__GIVEN DATA__
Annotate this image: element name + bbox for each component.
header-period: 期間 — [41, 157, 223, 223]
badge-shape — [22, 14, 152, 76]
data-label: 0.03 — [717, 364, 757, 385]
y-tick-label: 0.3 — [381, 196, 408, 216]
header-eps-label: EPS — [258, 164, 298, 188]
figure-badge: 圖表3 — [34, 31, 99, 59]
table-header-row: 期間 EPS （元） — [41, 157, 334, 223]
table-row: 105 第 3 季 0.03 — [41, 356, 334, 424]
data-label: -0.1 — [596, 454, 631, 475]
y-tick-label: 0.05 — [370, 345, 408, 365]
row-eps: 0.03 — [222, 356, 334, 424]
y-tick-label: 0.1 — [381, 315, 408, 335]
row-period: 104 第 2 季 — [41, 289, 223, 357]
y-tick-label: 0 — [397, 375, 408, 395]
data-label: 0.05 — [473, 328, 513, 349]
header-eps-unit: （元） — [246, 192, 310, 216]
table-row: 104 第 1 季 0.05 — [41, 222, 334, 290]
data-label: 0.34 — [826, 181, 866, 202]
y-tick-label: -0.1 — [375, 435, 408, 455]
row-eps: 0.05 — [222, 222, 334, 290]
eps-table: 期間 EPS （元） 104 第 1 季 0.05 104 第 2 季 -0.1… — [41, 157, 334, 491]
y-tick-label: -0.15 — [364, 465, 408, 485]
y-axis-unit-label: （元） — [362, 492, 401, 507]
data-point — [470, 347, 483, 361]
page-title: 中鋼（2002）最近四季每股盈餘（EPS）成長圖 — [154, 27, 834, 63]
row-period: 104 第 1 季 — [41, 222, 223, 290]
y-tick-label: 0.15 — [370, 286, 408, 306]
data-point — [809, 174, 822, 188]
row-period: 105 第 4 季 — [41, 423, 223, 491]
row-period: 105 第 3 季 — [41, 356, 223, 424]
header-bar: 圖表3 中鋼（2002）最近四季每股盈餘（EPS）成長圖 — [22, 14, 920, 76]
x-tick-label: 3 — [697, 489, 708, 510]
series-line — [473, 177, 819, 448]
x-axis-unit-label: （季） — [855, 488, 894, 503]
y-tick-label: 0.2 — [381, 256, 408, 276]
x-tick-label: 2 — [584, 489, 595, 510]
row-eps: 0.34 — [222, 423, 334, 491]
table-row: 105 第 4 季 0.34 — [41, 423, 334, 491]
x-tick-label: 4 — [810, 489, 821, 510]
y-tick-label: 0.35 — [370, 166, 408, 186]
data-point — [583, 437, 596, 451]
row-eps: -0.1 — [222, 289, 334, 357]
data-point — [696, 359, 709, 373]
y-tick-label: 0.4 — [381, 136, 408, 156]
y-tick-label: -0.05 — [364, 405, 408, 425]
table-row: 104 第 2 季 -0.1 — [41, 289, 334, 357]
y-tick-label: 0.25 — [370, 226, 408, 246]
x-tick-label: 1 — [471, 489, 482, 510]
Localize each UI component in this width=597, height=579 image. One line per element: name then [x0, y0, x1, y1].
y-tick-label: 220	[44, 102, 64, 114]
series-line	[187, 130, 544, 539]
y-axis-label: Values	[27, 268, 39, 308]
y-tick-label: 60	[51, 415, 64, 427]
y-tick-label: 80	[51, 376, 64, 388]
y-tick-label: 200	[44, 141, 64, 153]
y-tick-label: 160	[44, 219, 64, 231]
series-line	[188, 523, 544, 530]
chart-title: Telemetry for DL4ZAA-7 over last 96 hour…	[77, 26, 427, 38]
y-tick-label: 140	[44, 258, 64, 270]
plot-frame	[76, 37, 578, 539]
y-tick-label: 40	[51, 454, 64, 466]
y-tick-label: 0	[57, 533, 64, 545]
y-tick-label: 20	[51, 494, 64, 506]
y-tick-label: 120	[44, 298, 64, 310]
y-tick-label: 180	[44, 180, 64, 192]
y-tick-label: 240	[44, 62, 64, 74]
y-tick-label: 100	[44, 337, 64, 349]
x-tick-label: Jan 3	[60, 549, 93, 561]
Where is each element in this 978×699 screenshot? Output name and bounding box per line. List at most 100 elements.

==

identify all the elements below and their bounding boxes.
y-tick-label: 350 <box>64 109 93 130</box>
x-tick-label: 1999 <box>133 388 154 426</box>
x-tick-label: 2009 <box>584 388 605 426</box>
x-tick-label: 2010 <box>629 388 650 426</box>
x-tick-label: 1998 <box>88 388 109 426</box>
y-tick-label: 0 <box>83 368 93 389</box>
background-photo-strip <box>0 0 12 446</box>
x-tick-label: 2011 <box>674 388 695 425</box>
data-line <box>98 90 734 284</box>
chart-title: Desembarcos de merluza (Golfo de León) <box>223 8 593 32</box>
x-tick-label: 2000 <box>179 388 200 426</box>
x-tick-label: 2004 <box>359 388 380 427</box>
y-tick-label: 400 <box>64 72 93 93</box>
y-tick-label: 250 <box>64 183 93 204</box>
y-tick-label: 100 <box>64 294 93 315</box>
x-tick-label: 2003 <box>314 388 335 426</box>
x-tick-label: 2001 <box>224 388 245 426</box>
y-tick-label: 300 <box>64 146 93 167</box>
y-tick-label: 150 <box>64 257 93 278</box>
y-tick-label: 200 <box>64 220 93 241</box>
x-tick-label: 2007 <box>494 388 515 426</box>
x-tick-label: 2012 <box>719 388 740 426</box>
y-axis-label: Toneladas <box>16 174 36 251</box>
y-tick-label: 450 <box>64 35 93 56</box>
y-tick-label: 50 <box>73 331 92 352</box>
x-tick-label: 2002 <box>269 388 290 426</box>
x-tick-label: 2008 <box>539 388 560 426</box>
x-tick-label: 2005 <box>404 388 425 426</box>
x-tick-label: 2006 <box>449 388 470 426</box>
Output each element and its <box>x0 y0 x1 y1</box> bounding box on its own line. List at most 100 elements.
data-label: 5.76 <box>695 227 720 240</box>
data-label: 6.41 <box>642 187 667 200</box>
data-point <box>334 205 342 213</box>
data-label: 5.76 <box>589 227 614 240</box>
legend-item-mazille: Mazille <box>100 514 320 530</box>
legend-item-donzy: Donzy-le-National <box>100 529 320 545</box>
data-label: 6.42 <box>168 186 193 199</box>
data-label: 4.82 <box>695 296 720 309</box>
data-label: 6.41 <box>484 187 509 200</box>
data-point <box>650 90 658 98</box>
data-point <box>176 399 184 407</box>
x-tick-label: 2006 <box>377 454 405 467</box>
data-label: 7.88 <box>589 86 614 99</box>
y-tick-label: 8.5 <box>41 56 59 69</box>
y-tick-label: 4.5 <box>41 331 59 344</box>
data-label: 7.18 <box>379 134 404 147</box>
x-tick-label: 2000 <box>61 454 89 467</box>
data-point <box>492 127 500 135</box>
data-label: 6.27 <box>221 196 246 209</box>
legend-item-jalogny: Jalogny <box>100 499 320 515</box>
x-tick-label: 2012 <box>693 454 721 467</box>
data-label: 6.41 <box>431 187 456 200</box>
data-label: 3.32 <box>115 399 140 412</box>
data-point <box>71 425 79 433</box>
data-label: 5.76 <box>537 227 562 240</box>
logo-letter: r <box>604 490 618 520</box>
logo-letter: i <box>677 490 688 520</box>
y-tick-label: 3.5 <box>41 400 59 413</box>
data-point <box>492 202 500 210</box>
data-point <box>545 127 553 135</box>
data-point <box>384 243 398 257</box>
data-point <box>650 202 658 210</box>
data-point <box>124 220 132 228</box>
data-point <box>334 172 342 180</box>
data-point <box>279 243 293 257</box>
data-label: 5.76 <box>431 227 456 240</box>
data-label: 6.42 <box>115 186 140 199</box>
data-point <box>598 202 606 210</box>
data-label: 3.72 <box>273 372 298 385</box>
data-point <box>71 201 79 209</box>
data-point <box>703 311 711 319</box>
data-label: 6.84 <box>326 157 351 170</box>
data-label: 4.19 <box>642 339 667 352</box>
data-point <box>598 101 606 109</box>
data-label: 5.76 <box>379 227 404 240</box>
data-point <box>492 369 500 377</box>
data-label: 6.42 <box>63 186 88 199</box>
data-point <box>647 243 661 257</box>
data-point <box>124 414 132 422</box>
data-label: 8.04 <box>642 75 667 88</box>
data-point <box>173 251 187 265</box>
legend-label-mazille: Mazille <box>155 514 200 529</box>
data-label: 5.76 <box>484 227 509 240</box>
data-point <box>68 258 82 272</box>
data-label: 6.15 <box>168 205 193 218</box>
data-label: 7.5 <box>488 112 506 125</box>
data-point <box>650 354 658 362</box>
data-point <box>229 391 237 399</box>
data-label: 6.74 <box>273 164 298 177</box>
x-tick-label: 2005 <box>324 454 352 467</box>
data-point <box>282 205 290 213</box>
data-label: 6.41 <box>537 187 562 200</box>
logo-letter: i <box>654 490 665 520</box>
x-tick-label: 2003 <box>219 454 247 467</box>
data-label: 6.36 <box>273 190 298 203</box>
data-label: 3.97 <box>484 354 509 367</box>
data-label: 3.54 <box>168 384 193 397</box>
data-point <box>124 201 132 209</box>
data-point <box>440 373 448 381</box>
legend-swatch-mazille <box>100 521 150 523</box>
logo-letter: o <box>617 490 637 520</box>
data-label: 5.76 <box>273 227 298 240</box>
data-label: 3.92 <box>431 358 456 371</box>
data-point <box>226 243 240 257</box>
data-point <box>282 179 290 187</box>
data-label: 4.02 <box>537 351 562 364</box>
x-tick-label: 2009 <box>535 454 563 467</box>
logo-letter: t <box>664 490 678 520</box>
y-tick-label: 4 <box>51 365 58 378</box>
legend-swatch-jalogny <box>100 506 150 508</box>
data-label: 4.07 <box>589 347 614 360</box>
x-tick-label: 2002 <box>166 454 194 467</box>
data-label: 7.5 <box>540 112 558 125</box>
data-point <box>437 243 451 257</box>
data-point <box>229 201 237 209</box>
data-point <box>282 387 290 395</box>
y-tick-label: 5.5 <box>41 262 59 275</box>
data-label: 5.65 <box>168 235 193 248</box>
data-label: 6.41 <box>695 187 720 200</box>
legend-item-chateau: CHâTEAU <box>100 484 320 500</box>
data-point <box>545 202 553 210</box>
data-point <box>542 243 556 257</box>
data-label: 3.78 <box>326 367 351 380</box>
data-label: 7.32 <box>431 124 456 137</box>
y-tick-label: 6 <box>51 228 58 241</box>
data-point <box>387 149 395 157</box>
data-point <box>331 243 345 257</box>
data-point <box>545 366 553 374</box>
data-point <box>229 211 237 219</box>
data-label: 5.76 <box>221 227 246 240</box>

__WHAT TO WORK ON__
Print, unchanged, the lines that begin at the one containing "Annotate this image: element" and stop after the one containing "x-tick-label: 3 — [697, 489, 708, 510]".

__ANSWER FOR THIS EXERCISE__
Annotate this image: element name + bbox for each component.
header-period: 期間 — [41, 157, 223, 223]
badge-shape — [22, 14, 152, 76]
data-label: 0.03 — [717, 364, 757, 385]
y-tick-label: 0.3 — [381, 196, 408, 216]
header-eps-label: EPS — [258, 164, 298, 188]
figure-badge: 圖表3 — [34, 31, 99, 59]
table-header-row: 期間 EPS （元） — [41, 157, 334, 223]
table-row: 105 第 3 季 0.03 — [41, 356, 334, 424]
data-label: -0.1 — [596, 454, 631, 475]
y-tick-label: 0.05 — [370, 345, 408, 365]
row-eps: 0.03 — [222, 356, 334, 424]
y-tick-label: 0.1 — [381, 315, 408, 335]
row-period: 104 第 2 季 — [41, 289, 223, 357]
y-tick-label: 0 — [397, 375, 408, 395]
data-label: 0.05 — [473, 328, 513, 349]
header-eps-unit: （元） — [246, 192, 310, 216]
table-row: 104 第 1 季 0.05 — [41, 222, 334, 290]
data-label: 0.34 — [826, 181, 866, 202]
y-tick-label: -0.1 — [375, 435, 408, 455]
row-eps: 0.05 — [222, 222, 334, 290]
eps-table: 期間 EPS （元） 104 第 1 季 0.05 104 第 2 季 -0.1… — [41, 157, 334, 491]
y-tick-label: -0.15 — [364, 465, 408, 485]
y-axis-unit-label: （元） — [362, 492, 401, 507]
data-point — [470, 347, 483, 361]
page-title: 中鋼（2002）最近四季每股盈餘（EPS）成長圖 — [154, 27, 834, 63]
row-period: 104 第 1 季 — [41, 222, 223, 290]
y-tick-label: 0.15 — [370, 286, 408, 306]
data-point — [809, 174, 822, 188]
row-period: 105 第 4 季 — [41, 423, 223, 491]
row-period: 105 第 3 季 — [41, 356, 223, 424]
header-bar: 圖表3 中鋼（2002）最近四季每股盈餘（EPS）成長圖 — [22, 14, 920, 76]
x-tick-label: 3 — [697, 489, 708, 510]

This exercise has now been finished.